Chart and figure data:
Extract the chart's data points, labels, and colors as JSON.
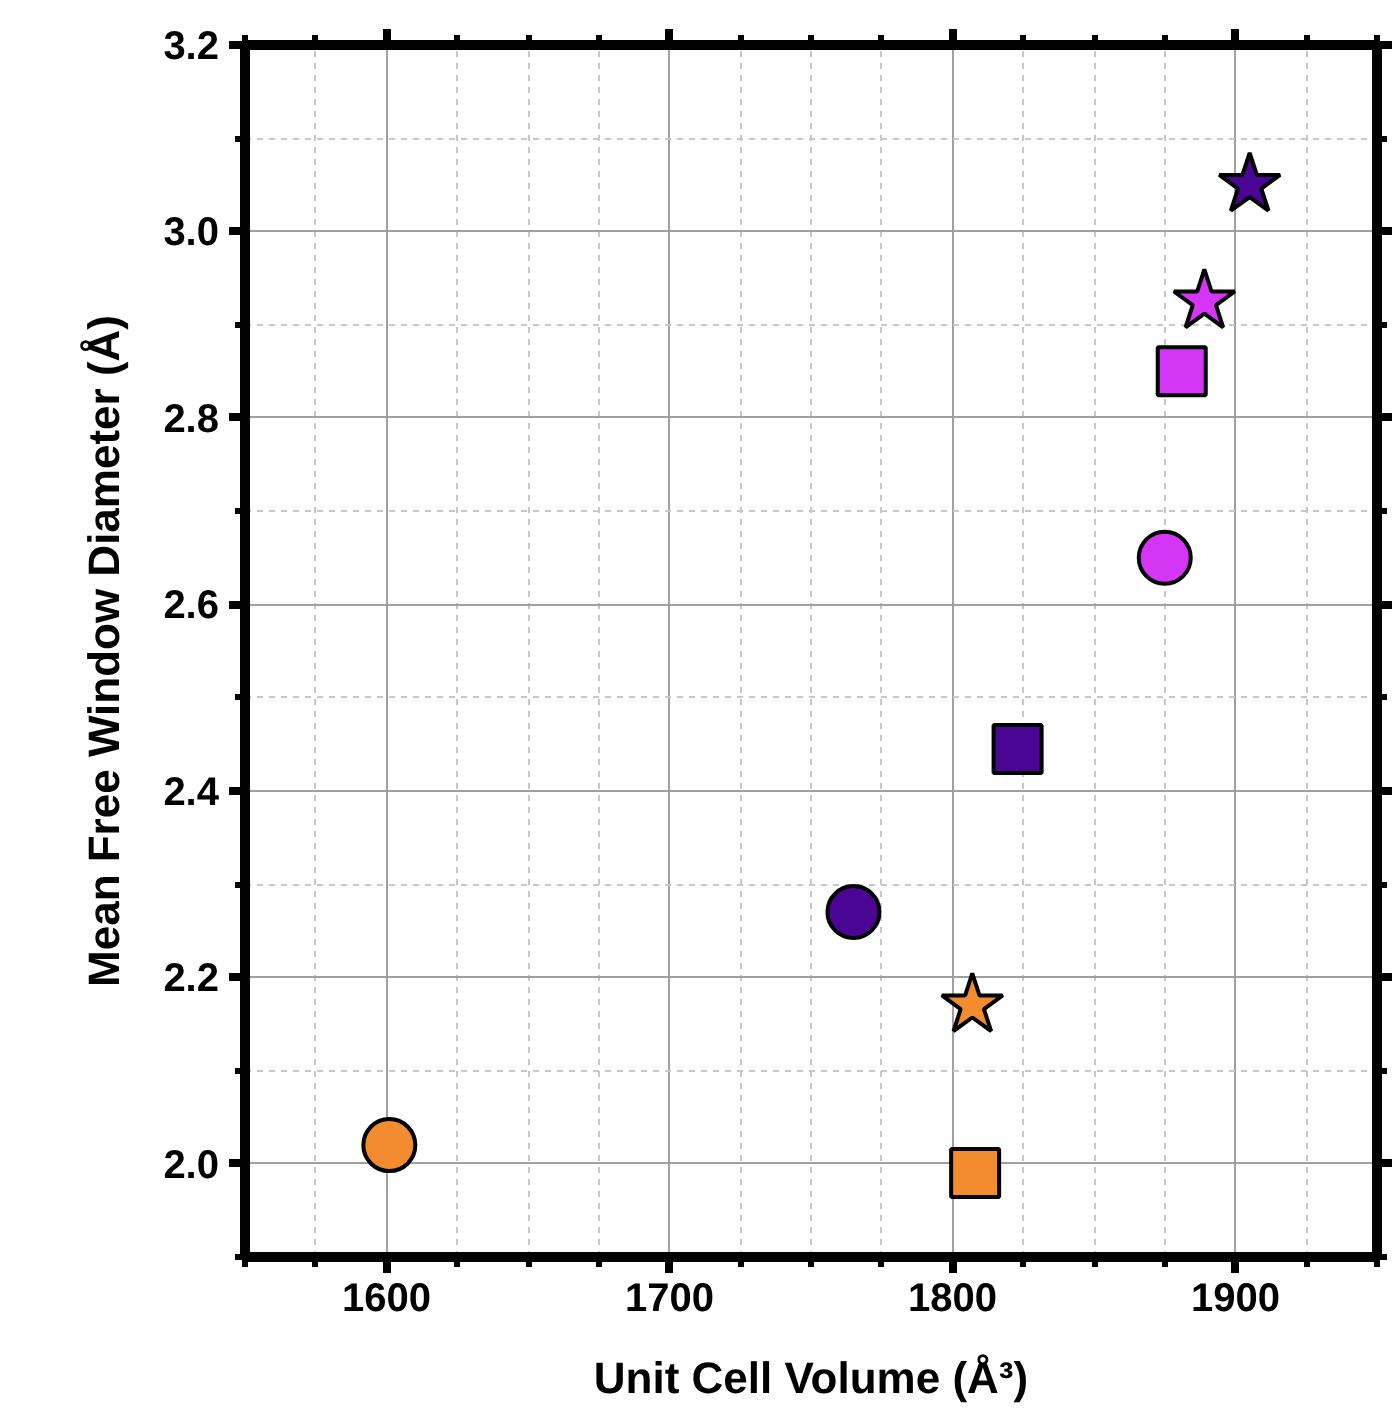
{
  "chart_data": {
    "type": "scatter",
    "xlabel": "Unit Cell Volume (Å³)",
    "ylabel": "Mean Free Window Diameter (Å)",
    "xlim": [
      1550,
      1950
    ],
    "ylim": [
      1.9,
      3.2
    ],
    "xticks": [
      1600,
      1700,
      1800,
      1900
    ],
    "yticks": [
      {
        "value": 2.0,
        "label": "2.0"
      },
      {
        "value": 2.2,
        "label": "2.2"
      },
      {
        "value": 2.4,
        "label": "2.4"
      },
      {
        "value": 2.6,
        "label": "2.6"
      },
      {
        "value": 2.8,
        "label": "2.8"
      },
      {
        "value": 3.0,
        "label": "3.0"
      },
      {
        "value": 3.2,
        "label": "3.2"
      }
    ],
    "grid": true,
    "series": [
      {
        "color": "#f28c2e",
        "marker": "circle",
        "x": [
          1601
        ],
        "values": [
          2.02
        ]
      },
      {
        "color": "#f28c2e",
        "marker": "square",
        "x": [
          1808
        ],
        "values": [
          1.99
        ]
      },
      {
        "color": "#f28c2e",
        "marker": "star",
        "x": [
          1807
        ],
        "values": [
          2.17
        ]
      },
      {
        "color": "#4b0595",
        "marker": "circle",
        "x": [
          1765
        ],
        "values": [
          2.27
        ]
      },
      {
        "color": "#4b0595",
        "marker": "square",
        "x": [
          1823
        ],
        "values": [
          2.445
        ]
      },
      {
        "color": "#4b0595",
        "marker": "star",
        "x": [
          1905
        ],
        "values": [
          3.05
        ]
      },
      {
        "color": "#d535f5",
        "marker": "circle",
        "x": [
          1875
        ],
        "values": [
          2.65
        ]
      },
      {
        "color": "#d535f5",
        "marker": "square",
        "x": [
          1881
        ],
        "values": [
          2.85
        ]
      },
      {
        "color": "#d535f5",
        "marker": "star",
        "x": [
          1889
        ],
        "values": [
          2.925
        ]
      }
    ]
  }
}
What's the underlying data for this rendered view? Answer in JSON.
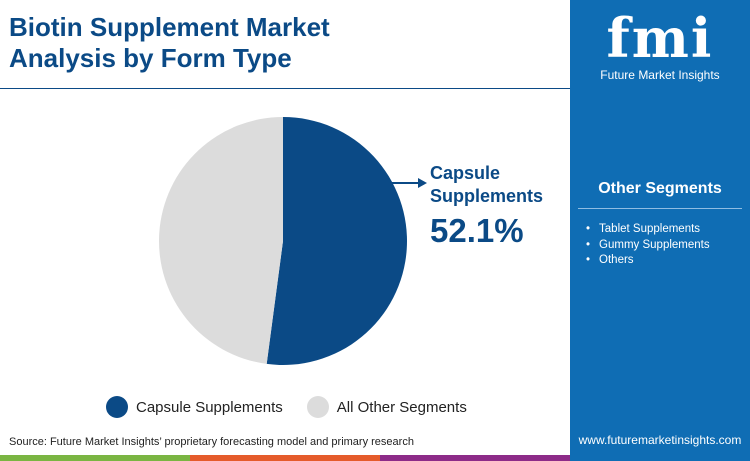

WHAT YOU NEED TO DO: Repeat each entry above word for word, leaving every picture out.

WORKED ANSWER:
Extract the chart's data points, labels, and colors as JSON.
{
  "chart_data": {
    "type": "scatter",
    "xlabel": "Unit Cell Volume (Å³)",
    "ylabel": "Mean Free Window Diameter (Å)",
    "xlim": [
      1550,
      1950
    ],
    "ylim": [
      1.9,
      3.2
    ],
    "xticks": [
      1600,
      1700,
      1800,
      1900
    ],
    "yticks": [
      {
        "value": 2.0,
        "label": "2.0"
      },
      {
        "value": 2.2,
        "label": "2.2"
      },
      {
        "value": 2.4,
        "label": "2.4"
      },
      {
        "value": 2.6,
        "label": "2.6"
      },
      {
        "value": 2.8,
        "label": "2.8"
      },
      {
        "value": 3.0,
        "label": "3.0"
      },
      {
        "value": 3.2,
        "label": "3.2"
      }
    ],
    "grid": true,
    "series": [
      {
        "color": "#f28c2e",
        "marker": "circle",
        "x": [
          1601
        ],
        "values": [
          2.02
        ]
      },
      {
        "color": "#f28c2e",
        "marker": "square",
        "x": [
          1808
        ],
        "values": [
          1.99
        ]
      },
      {
        "color": "#f28c2e",
        "marker": "star",
        "x": [
          1807
        ],
        "values": [
          2.17
        ]
      },
      {
        "color": "#4b0595",
        "marker": "circle",
        "x": [
          1765
        ],
        "values": [
          2.27
        ]
      },
      {
        "color": "#4b0595",
        "marker": "square",
        "x": [
          1823
        ],
        "values": [
          2.445
        ]
      },
      {
        "color": "#4b0595",
        "marker": "star",
        "x": [
          1905
        ],
        "values": [
          3.05
        ]
      },
      {
        "color": "#d535f5",
        "marker": "circle",
        "x": [
          1875
        ],
        "values": [
          2.65
        ]
      },
      {
        "color": "#d535f5",
        "marker": "square",
        "x": [
          1881
        ],
        "values": [
          2.85
        ]
      },
      {
        "color": "#d535f5",
        "marker": "star",
        "x": [
          1889
        ],
        "values": [
          2.925
        ]
      }
    ]
  }
}
What's the underlying data for this rendered view? Answer in JSON.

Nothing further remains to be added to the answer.